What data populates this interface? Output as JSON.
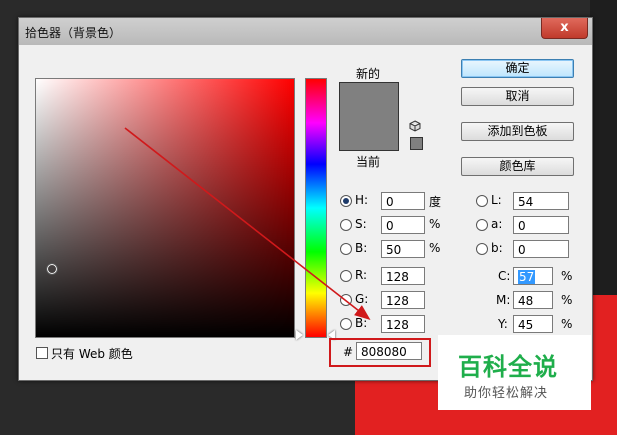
{
  "dialog": {
    "title": "拾色器（背景色）",
    "close_label": "x"
  },
  "preview": {
    "new_label": "新的",
    "current_label": "当前",
    "color": "#808080"
  },
  "buttons": {
    "ok": "确定",
    "cancel": "取消",
    "add_to_swatches": "添加到色板",
    "color_libraries": "颜色库"
  },
  "hsb": {
    "h": {
      "label": "H:",
      "value": "0",
      "unit": "度"
    },
    "s": {
      "label": "S:",
      "value": "0",
      "unit": "%"
    },
    "b": {
      "label": "B:",
      "value": "50",
      "unit": "%"
    }
  },
  "rgb": {
    "r": {
      "label": "R:",
      "value": "128"
    },
    "g": {
      "label": "G:",
      "value": "128"
    },
    "b": {
      "label": "B:",
      "value": "128"
    }
  },
  "lab": {
    "l": {
      "label": "L:",
      "value": "54"
    },
    "a": {
      "label": "a:",
      "value": "0"
    },
    "b": {
      "label": "b:",
      "value": "0"
    }
  },
  "cmyk": {
    "c": {
      "label": "C:",
      "value": "57",
      "unit": "%"
    },
    "m": {
      "label": "M:",
      "value": "48",
      "unit": "%"
    },
    "y": {
      "label": "Y:",
      "value": "45",
      "unit": "%"
    }
  },
  "hex": {
    "symbol": "#",
    "value": "808080"
  },
  "web_only": {
    "label": "只有 Web 颜色",
    "checked": false
  },
  "watermark": {
    "title": "百科全说",
    "subtitle": "助你轻松解决"
  },
  "colors": {
    "accent_arrow": "#d0191b",
    "watermark_green": "#1fae4b",
    "background_red": "#e22121"
  }
}
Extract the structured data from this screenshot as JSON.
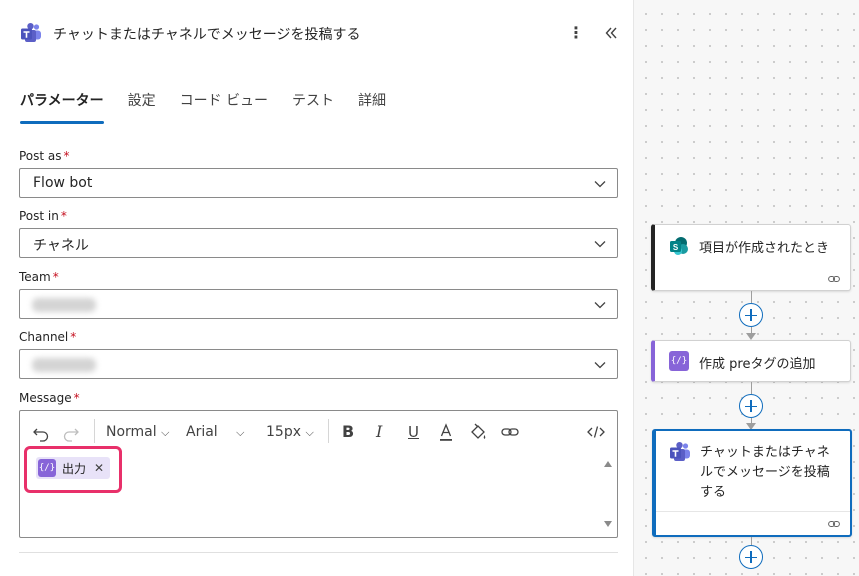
{
  "panel": {
    "title": "チャットまたはチャネルでメッセージを投稿する",
    "tabs": [
      "パラメーター",
      "設定",
      "コード ビュー",
      "テスト",
      "詳細"
    ],
    "active_tab": "パラメーター"
  },
  "fields": {
    "post_as": {
      "label": "Post as",
      "required": "*",
      "value": "Flow bot"
    },
    "post_in": {
      "label": "Post in",
      "required": "*",
      "value": "チャネル"
    },
    "team": {
      "label": "Team",
      "required": "*",
      "value": ""
    },
    "channel": {
      "label": "Channel",
      "required": "*",
      "value": ""
    },
    "message": {
      "label": "Message",
      "required": "*"
    }
  },
  "editor": {
    "format": "Normal",
    "font": "Arial",
    "size": "15px",
    "token_label": "出力",
    "token_icon": "{/}"
  },
  "flow": {
    "nodes": [
      {
        "label": "項目が作成されたとき",
        "icon": "sharepoint-icon"
      },
      {
        "label": "作成 preタグの追加",
        "icon": "compose-icon"
      },
      {
        "label_lines": [
          "チャットまたはチャネ",
          "ルでメッセージを投稿",
          "する"
        ],
        "icon": "teams-icon"
      }
    ]
  },
  "colors": {
    "accent": "#0f6cbd",
    "highlight": "#e8306a",
    "teams": "#5b5fc7",
    "compose": "#8764d8",
    "sharepoint": "#038387"
  }
}
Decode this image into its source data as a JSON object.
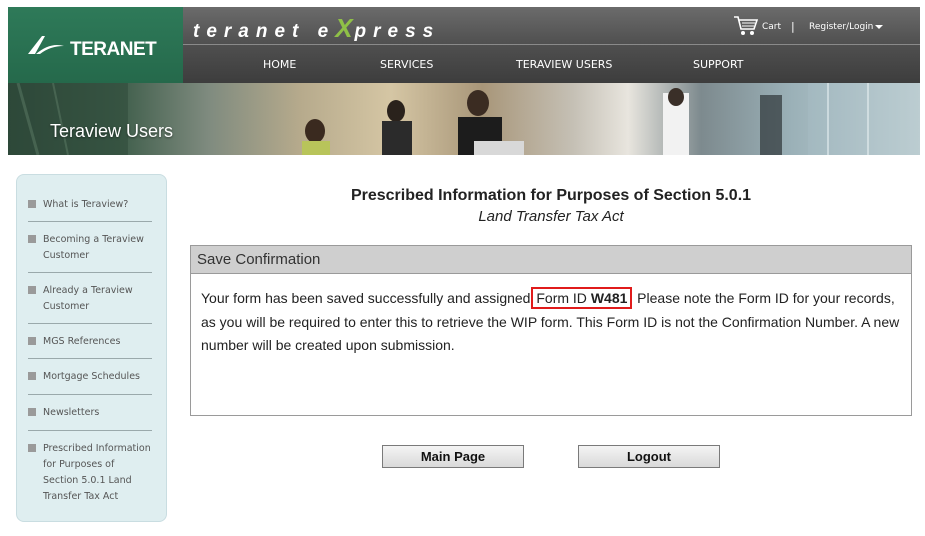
{
  "logo": {
    "text": "TERANET",
    "mark_icon": "teranet-swoosh-logo"
  },
  "brand": {
    "part1": "teranet e",
    "x_letter": "X",
    "part2": "press"
  },
  "utility": {
    "cart_label": "Cart",
    "separator": "|",
    "register_label": "Register/Login"
  },
  "nav": {
    "items": [
      "HOME",
      "SERVICES",
      "TERAVIEW USERS",
      "SUPPORT"
    ]
  },
  "banner": {
    "title": "Teraview Users"
  },
  "sidebar": {
    "items": [
      "What is Teraview?",
      "Becoming a Teraview Customer",
      "Already a Teraview Customer",
      "MGS References",
      "Mortgage Schedules",
      "Newsletters",
      "Prescribed Information for Purposes of Section 5.0.1 Land Transfer Tax Act"
    ]
  },
  "main": {
    "title": "Prescribed Information for Purposes of Section 5.0.1",
    "subtitle": "Land Transfer Tax Act",
    "panel": {
      "header": "Save Confirmation",
      "text_before": "Your form has been saved successfully and assigned ",
      "form_id_label": "Form ID ",
      "form_id_value": "W481",
      "text_after": ". Please note the Form ID for your records, as you will be required to enter this to retrieve the WIP form. This Form ID is not the Confirmation Number. A new number will be created upon submission."
    },
    "buttons": {
      "main_page": "Main Page",
      "logout": "Logout"
    }
  },
  "colors": {
    "logo_green": "#2e7a59",
    "brand_x_green": "#8fc047",
    "highlight_red": "#e01b1b",
    "sidebar_bg": "#dfeef0"
  }
}
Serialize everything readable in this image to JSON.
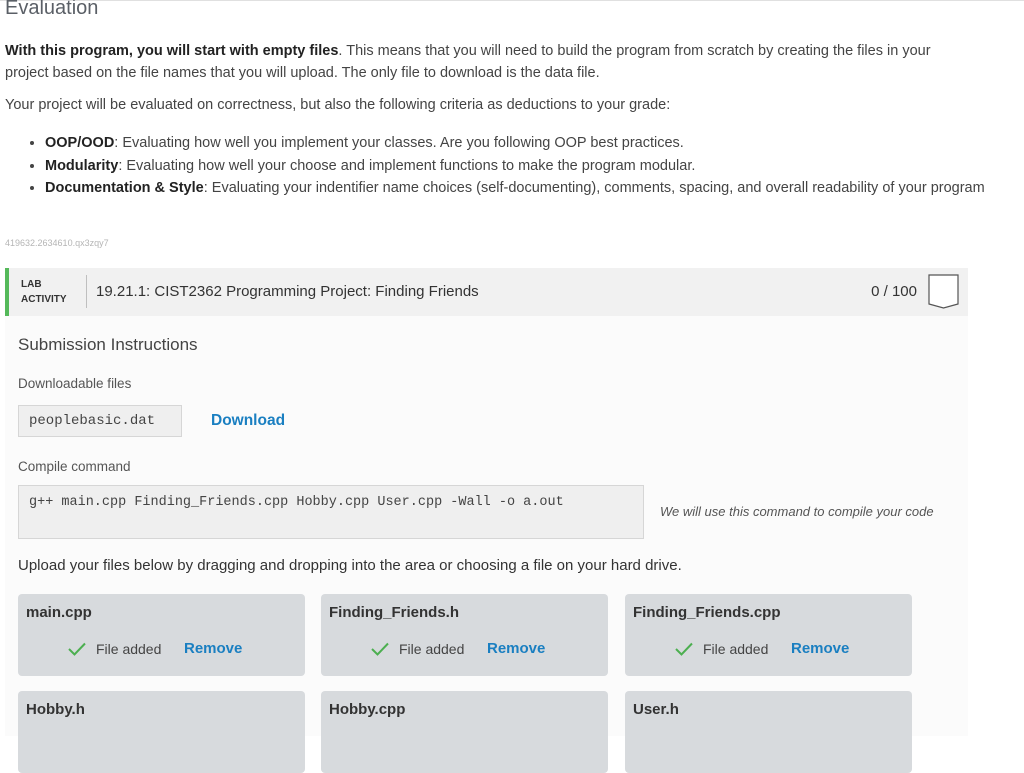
{
  "section": {
    "title": "Evaluation",
    "intro_bold": "With this program, you will start with empty files",
    "intro_rest": ". This means that you will need to build the program from scratch by creating the files in your project based on the file names that you will upload. The only file to download is the data file.",
    "criteria_intro": "Your project will be evaluated on correctness, but also the following criteria as deductions to your grade:",
    "criteria": [
      {
        "term": "OOP/OOD",
        "desc": ": Evaluating how well you implement your classes. Are you following OOP best practices."
      },
      {
        "term": "Modularity",
        "desc": ": Evaluating how well your choose and implement functions to make the program modular."
      },
      {
        "term": "Documentation & Style",
        "desc": ": Evaluating your indentifier name choices (self-documenting), comments, spacing, and overall readability of your program"
      }
    ],
    "tracking_id": "419632.2634610.qx3zqy7"
  },
  "lab": {
    "tag_line1": "LAB",
    "tag_line2": "ACTIVITY",
    "title": "19.21.1: CIST2362 Programming Project: Finding Friends",
    "score": "0 / 100",
    "accent_color": "#55b95a"
  },
  "submission": {
    "title": "Submission Instructions",
    "downloadable_label": "Downloadable files",
    "file_name": "peoplebasic.dat",
    "download_label": "Download",
    "compile_label": "Compile command",
    "compile_command": "g++ main.cpp Finding_Friends.cpp Hobby.cpp User.cpp -Wall -o a.out",
    "compile_note": "We will use this command to compile your code",
    "upload_text": "Upload your files below by dragging and dropping into the area or choosing a file on your hard drive.",
    "file_slots": [
      {
        "name": "main.cpp",
        "status": "File added",
        "action": "Remove"
      },
      {
        "name": "Finding_Friends.h",
        "status": "File added",
        "action": "Remove"
      },
      {
        "name": "Finding_Friends.cpp",
        "status": "File added",
        "action": "Remove"
      },
      {
        "name": "Hobby.h"
      },
      {
        "name": "Hobby.cpp"
      },
      {
        "name": "User.h"
      }
    ],
    "link_color": "#1a7fc1",
    "check_color": "#4caf50"
  }
}
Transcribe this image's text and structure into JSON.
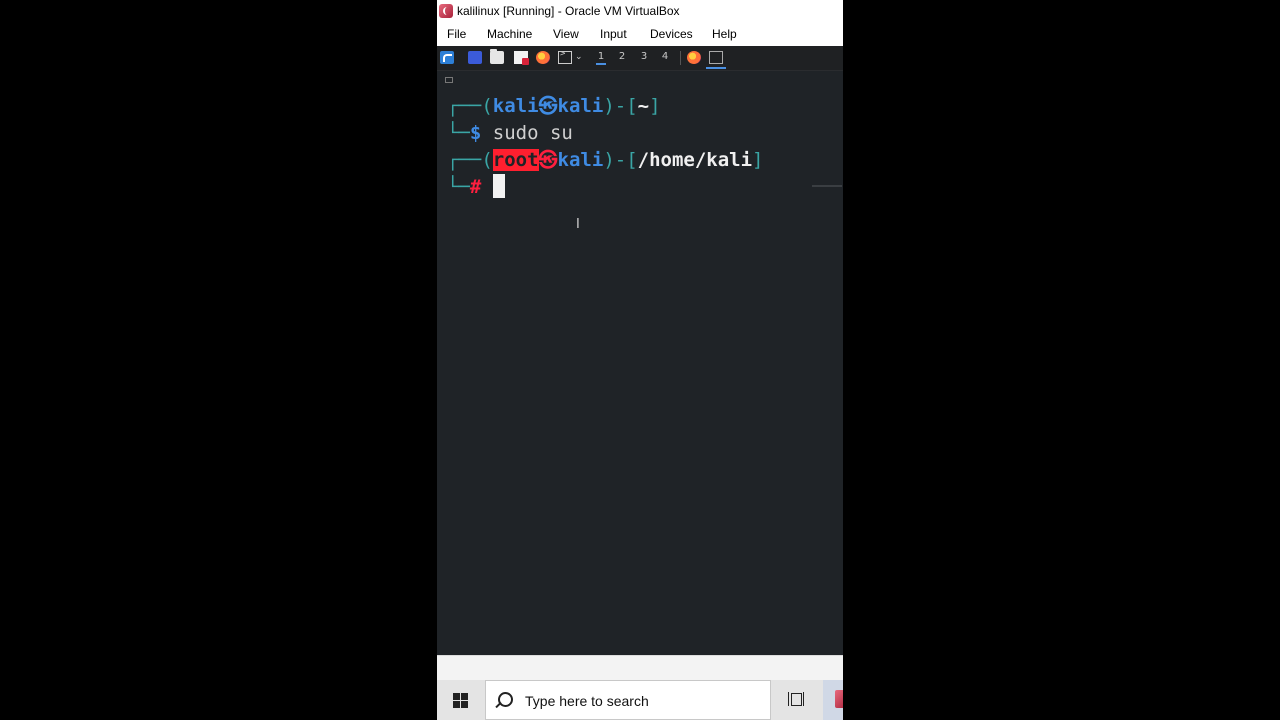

——

Reproduce the records verbatim, omitting all images they contain.

What data populates this interface? Output as JSON.
{
  "dialog": {
    "title": "拾色器（背景色）",
    "close_label": "x"
  },
  "preview": {
    "new_label": "新的",
    "current_label": "当前",
    "color": "#808080"
  },
  "buttons": {
    "ok": "确定",
    "cancel": "取消",
    "add_to_swatches": "添加到色板",
    "color_libraries": "颜色库"
  },
  "hsb": {
    "h": {
      "label": "H:",
      "value": "0",
      "unit": "度"
    },
    "s": {
      "label": "S:",
      "value": "0",
      "unit": "%"
    },
    "b": {
      "label": "B:",
      "value": "50",
      "unit": "%"
    }
  },
  "rgb": {
    "r": {
      "label": "R:",
      "value": "128"
    },
    "g": {
      "label": "G:",
      "value": "128"
    },
    "b": {
      "label": "B:",
      "value": "128"
    }
  },
  "lab": {
    "l": {
      "label": "L:",
      "value": "54"
    },
    "a": {
      "label": "a:",
      "value": "0"
    },
    "b": {
      "label": "b:",
      "value": "0"
    }
  },
  "cmyk": {
    "c": {
      "label": "C:",
      "value": "57",
      "unit": "%"
    },
    "m": {
      "label": "M:",
      "value": "48",
      "unit": "%"
    },
    "y": {
      "label": "Y:",
      "value": "45",
      "unit": "%"
    }
  },
  "hex": {
    "symbol": "#",
    "value": "808080"
  },
  "web_only": {
    "label": "只有 Web 颜色",
    "checked": false
  },
  "watermark": {
    "title": "百科全说",
    "subtitle": "助你轻松解决"
  },
  "colors": {
    "accent_arrow": "#d0191b",
    "watermark_green": "#1fae4b",
    "background_red": "#e22121"
  }
}
Extract the structured data from this screenshot as JSON.
{
  "panel": {
    "title": "チャットまたはチャネルでメッセージを投稿する",
    "tabs": [
      "パラメーター",
      "設定",
      "コード ビュー",
      "テスト",
      "詳細"
    ],
    "active_tab": "パラメーター"
  },
  "fields": {
    "post_as": {
      "label": "Post as",
      "required": "*",
      "value": "Flow bot"
    },
    "post_in": {
      "label": "Post in",
      "required": "*",
      "value": "チャネル"
    },
    "team": {
      "label": "Team",
      "required": "*",
      "value": ""
    },
    "channel": {
      "label": "Channel",
      "required": "*",
      "value": ""
    },
    "message": {
      "label": "Message",
      "required": "*"
    }
  },
  "editor": {
    "format": "Normal",
    "font": "Arial",
    "size": "15px",
    "token_label": "出力",
    "token_icon": "{/}"
  },
  "flow": {
    "nodes": [
      {
        "label": "項目が作成されたとき",
        "icon": "sharepoint-icon"
      },
      {
        "label": "作成 preタグの追加",
        "icon": "compose-icon"
      },
      {
        "label_lines": [
          "チャットまたはチャネ",
          "ルでメッセージを投稿",
          "する"
        ],
        "icon": "teams-icon"
      }
    ]
  },
  "colors": {
    "accent": "#0f6cbd",
    "highlight": "#e8306a",
    "teams": "#5b5fc7",
    "compose": "#8764d8",
    "sharepoint": "#038387"
  }
}
Decode this image into its source data as a JSON object.
{
  "logo": {
    "text": "TERANET",
    "mark_icon": "teranet-swoosh-logo"
  },
  "brand": {
    "part1": "teranet e",
    "x_letter": "X",
    "part2": "press"
  },
  "utility": {
    "cart_label": "Cart",
    "separator": "|",
    "register_label": "Register/Login"
  },
  "nav": {
    "items": [
      "HOME",
      "SERVICES",
      "TERAVIEW USERS",
      "SUPPORT"
    ]
  },
  "banner": {
    "title": "Teraview Users"
  },
  "sidebar": {
    "items": [
      "What is Teraview?",
      "Becoming a Teraview Customer",
      "Already a Teraview Customer",
      "MGS References",
      "Mortgage Schedules",
      "Newsletters",
      "Prescribed Information for Purposes of Section 5.0.1 Land Transfer Tax Act"
    ]
  },
  "main": {
    "title": "Prescribed Information for Purposes of Section 5.0.1",
    "subtitle": "Land Transfer Tax Act",
    "panel": {
      "header": "Save Confirmation",
      "text_before": "Your form has been saved successfully and assigned ",
      "form_id_label": "Form ID ",
      "form_id_value": "W481",
      "text_after": ". Please note the Form ID for your records, as you will be required to enter this to retrieve the WIP form. This Form ID is not the Confirmation Number. A new number will be created upon submission."
    },
    "buttons": {
      "main_page": "Main Page",
      "logout": "Logout"
    }
  },
  "colors": {
    "logo_green": "#2e7a59",
    "brand_x_green": "#8fc047",
    "highlight_red": "#e01b1b",
    "sidebar_bg": "#dfeef0"
  }
}
Serialize everything readable in this image to JSON.
{
  "section": {
    "title": "Evaluation",
    "intro_bold": "With this program, you will start with empty files",
    "intro_rest": ". This means that you will need to build the program from scratch by creating the files in your project based on the file names that you will upload. The only file to download is the data file.",
    "criteria_intro": "Your project will be evaluated on correctness, but also the following criteria as deductions to your grade:",
    "criteria": [
      {
        "term": "OOP/OOD",
        "desc": ": Evaluating how well you implement your classes. Are you following OOP best practices."
      },
      {
        "term": "Modularity",
        "desc": ": Evaluating how well your choose and implement functions to make the program modular."
      },
      {
        "term": "Documentation & Style",
        "desc": ": Evaluating your indentifier name choices (self-documenting), comments, spacing, and overall readability of your program"
      }
    ],
    "tracking_id": "419632.2634610.qx3zqy7"
  },
  "lab": {
    "tag_line1": "LAB",
    "tag_line2": "ACTIVITY",
    "title": "19.21.1: CIST2362 Programming Project: Finding Friends",
    "score": "0 / 100",
    "accent_color": "#55b95a"
  },
  "submission": {
    "title": "Submission Instructions",
    "downloadable_label": "Downloadable files",
    "file_name": "peoplebasic.dat",
    "download_label": "Download",
    "compile_label": "Compile command",
    "compile_command": "g++ main.cpp Finding_Friends.cpp Hobby.cpp User.cpp -Wall -o a.out",
    "compile_note": "We will use this command to compile your code",
    "upload_text": "Upload your files below by dragging and dropping into the area or choosing a file on your hard drive.",
    "file_slots": [
      {
        "name": "main.cpp",
        "status": "File added",
        "action": "Remove"
      },
      {
        "name": "Finding_Friends.h",
        "status": "File added",
        "action": "Remove"
      },
      {
        "name": "Finding_Friends.cpp",
        "status": "File added",
        "action": "Remove"
      },
      {
        "name": "Hobby.h"
      },
      {
        "name": "Hobby.cpp"
      },
      {
        "name": "User.h"
      }
    ],
    "link_color": "#1a7fc1",
    "check_color": "#4caf50"
  }
}
Transcribe this image's text and structure into JSON.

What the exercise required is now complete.